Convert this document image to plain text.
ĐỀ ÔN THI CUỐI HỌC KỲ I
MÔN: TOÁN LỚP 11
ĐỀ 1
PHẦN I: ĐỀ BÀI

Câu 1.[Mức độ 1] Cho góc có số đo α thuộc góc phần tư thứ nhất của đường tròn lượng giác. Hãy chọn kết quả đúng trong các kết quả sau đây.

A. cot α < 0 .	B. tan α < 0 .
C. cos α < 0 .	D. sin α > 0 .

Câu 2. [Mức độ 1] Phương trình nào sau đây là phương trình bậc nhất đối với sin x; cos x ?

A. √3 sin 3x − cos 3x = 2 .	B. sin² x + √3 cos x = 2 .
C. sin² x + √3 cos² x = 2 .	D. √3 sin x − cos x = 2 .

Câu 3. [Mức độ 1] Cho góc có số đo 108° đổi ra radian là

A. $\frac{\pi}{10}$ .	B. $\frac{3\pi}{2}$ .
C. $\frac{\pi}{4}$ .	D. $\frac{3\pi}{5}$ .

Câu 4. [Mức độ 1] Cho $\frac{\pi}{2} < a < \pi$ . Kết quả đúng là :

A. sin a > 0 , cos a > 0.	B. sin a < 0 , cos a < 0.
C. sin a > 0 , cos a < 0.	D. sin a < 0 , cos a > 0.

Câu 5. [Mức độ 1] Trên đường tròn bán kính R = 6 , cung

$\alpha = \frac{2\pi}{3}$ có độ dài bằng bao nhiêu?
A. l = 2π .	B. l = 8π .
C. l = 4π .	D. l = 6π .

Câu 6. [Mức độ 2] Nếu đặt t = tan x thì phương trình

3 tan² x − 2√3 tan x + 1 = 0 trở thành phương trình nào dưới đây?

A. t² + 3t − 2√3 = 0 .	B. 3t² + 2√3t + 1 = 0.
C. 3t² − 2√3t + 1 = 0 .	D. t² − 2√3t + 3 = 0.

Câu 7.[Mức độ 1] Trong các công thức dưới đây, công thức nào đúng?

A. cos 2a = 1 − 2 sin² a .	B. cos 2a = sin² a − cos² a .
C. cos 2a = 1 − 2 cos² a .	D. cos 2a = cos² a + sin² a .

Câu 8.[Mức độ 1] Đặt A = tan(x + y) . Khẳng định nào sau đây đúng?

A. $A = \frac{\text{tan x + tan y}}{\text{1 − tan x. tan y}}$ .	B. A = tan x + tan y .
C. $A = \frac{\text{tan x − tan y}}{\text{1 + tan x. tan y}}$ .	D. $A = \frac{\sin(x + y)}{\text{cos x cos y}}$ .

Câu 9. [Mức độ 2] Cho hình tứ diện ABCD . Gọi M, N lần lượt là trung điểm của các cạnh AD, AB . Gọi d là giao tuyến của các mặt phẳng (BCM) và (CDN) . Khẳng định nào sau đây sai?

*****

- _Given instruction_
Repeat the preceding lines exactly, please, every one of them.

- _Response below_
Convert this document image to plain text.
ĐỀ ÔN THI CUỐI HỌC KỲ I
MÔN: TOÁN LỚP 11
ĐỀ 1
PHẦN I: ĐỀ BÀI

Câu 1.[Mức độ 1] Cho góc có số đo α thuộc góc phần tư thứ nhất của đường tròn lượng giác. Hãy chọn kết quả đúng trong các kết quả sau đây.

A. cot α < 0 .	B. tan α < 0 .
C. cos α < 0 .	D. sin α > 0 .

Câu 2. [Mức độ 1] Phương trình nào sau đây là phương trình bậc nhất đối với sin x; cos x ?

A. √3 sin 3x − cos 3x = 2 .	B. sin² x + √3 cos x = 2 .
C. sin² x + √3 cos² x = 2 .	D. √3 sin x − cos x = 2 .

Câu 3. [Mức độ 1] Cho góc có số đo 108° đổi ra radian là

A. $\frac{\pi}{10}$ .	B. $\frac{3\pi}{2}$ .
C. $\frac{\pi}{4}$ .	D. $\frac{3\pi}{5}$ .

Câu 4. [Mức độ 1] Cho $\frac{\pi}{2} < a < \pi$ . Kết quả đúng là :

A. sin a > 0 , cos a > 0.	B. sin a < 0 , cos a < 0.
C. sin a > 0 , cos a < 0.	D. sin a < 0 , cos a > 0.

Câu 5. [Mức độ 1] Trên đường tròn bán kính R = 6 , cung

$\alpha = \frac{2\pi}{3}$ có độ dài bằng bao nhiêu?
A. l = 2π .	B. l = 8π .
C. l = 4π .	D. l = 6π .

Câu 6. [Mức độ 2] Nếu đặt t = tan x thì phương trình

3 tan² x − 2√3 tan x + 1 = 0 trở thành phương trình nào dưới đây?

A. t² + 3t − 2√3 = 0 .	B. 3t² + 2√3t + 1 = 0.
C. 3t² − 2√3t + 1 = 0 .	D. t² − 2√3t + 3 = 0.

Câu 7.[Mức độ 1] Trong các công thức dưới đây, công thức nào đúng?

A. cos 2a = 1 − 2 sin² a .	B. cos 2a = sin² a − cos² a .
C. cos 2a = 1 − 2 cos² a .	D. cos 2a = cos² a + sin² a .

Câu 8.[Mức độ 1] Đặt A = tan(x + y) . Khẳng định nào sau đây đúng?

A. $A = \frac{\text{tan x + tan y}}{\text{1 − tan x. tan y}}$ .	B. A = tan x + tan y .
C. $A = \frac{\text{tan x − tan y}}{\text{1 + tan x. tan y}}$ .	D. $A = \frac{\sin(x + y)}{\text{cos x cos y}}$ .

Câu 9. [Mức độ 2] Cho hình tứ diện ABCD . Gọi M, N lần lượt là trung điểm của các cạnh AD, AB . Gọi d là giao tuyến của các mặt phẳng (BCM) và (CDN) . Khẳng định nào sau đây sai?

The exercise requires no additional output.